_Exercícios_.
A - No texto sobre as limpezas da casa, porque é que a palha de aço grossa era sempre esfregada para o mesmo lado ao longo das tábuas?
B - Que peças de tecido enumera o texto sobre as limpezas da casa na frase que começa por «Saíam»? Indique-as todas.
C - Como continuaria o texto sobre as limpezas da casa? Escreva a continuação a partir da última frase apresentada.

_Excerto do texto_.
Tudo bem organizado numa desordem geral.
Saíam os cortinados, as cortinas, as colchas, os panos bordados ou crochetados.
Faziam-se grandes barrelas em grandes bacias.
Pegava-se no sabão azul e com uma faca própria para isso, raspava-se o sabão para as grandes bacias que se enchiam de água morna ou bem quente, conforme a que se destinasse e depois com o braço, misturava-se na água até fazer muita espuma, onde depois era enfiada a roupa durante horas para demolhar. Daí saia depois de esfregada e passada por várias águas limpas, no caso de lá de casa, no tanque do quintal, para secar umas atrás de outras nos arames do quintal e do saguão.
Os cortinados e reposteiros eram tirados, sacudidos, escovados e punham-se ao ar.
Os tapetes eram tirados, dependurados em muros, janelas, arames e bem batidos com o batedor de canas até o pó sair todo. Se fosse preciso também se arrancavam nódoas a poder de benzina que deixava no ar um cheiro que fazia comichão no nariz.
O chão lá em casa era todo esfregado com  palha de aço grossa, sempre esfregada para o mesmo lado ao longo das tábuas para não riscar, depois com palha de aço fininha para um acabamento mais perfeito e retirar toda a cera velha.
No fim, vinha a joelheira, o balde com água e o sabão amarelo para lavar o chão e deixar tudo impecavelmente perfeito.
Assim se fazia em todas as divisões que iam ficando com cadeiras de pernas para o ar, sofás uns em cima dos outros, as camas que não tinham ninguém levavam com o resto da mobília do quarto em cima, as santinhas, as caixinhas, as florinhas, tudo se sumia debaixo de um grande pano, para se poder pôr cera nos móveis.

_Excerto da listagem_.
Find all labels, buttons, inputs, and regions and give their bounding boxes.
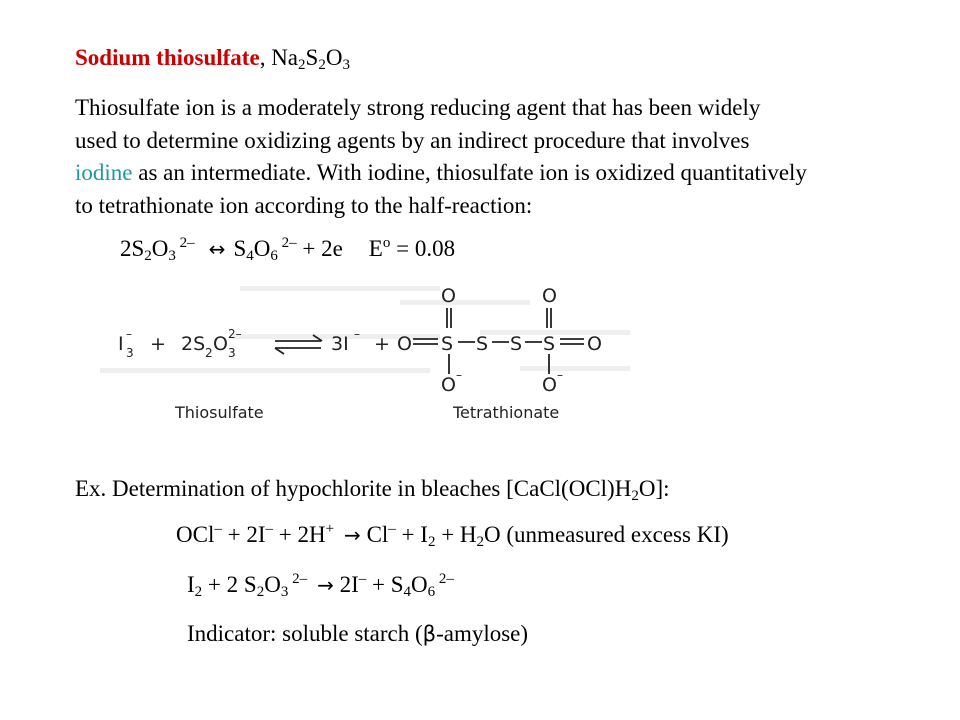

_Soluções dos exercícios_.
A - Para não riscar o chão.

B - Os cortinados, as cortinas, as colchas e os panos bordados ou crochetados.

C -
Na cozinha era o mesmo.
Apesar de estar sempre imaculadamente limpa, tudo saía do sítio, tudo se limpava. As saias da mesa eram mudadas, os patos a fugir das sertãs, bordados nos folhos das prateleiras fugiam para dar lugar a passarinhos chilreantes em postes de luz, as latas do Chá, Café, Farinha, Arroz, Massa, Açucar, (era esta a ordenação certa por alturas das mesmas, da esquerda para a direita) saíam do alto do armário e eram esfregadas de qualquer impureza que pudessem ter.
Por fim vinham os dias da cera. Primeiro aspirava-se tudo para não ficar nenhuma poeira.
Depois com a ajuda de um pano que não largasse pêlo, espalhava-se a cera no chão inundando a casa com um cheirinho inolvidável!
Acordávamos e adormecíamos com aquele cheirinho bom…
A enceradora trabalhava o dia inteiro.
Divisão a divisão, primeiro com as escovas da cera e depois com as escovas do lustro deixavam tudo limpo e brilhante.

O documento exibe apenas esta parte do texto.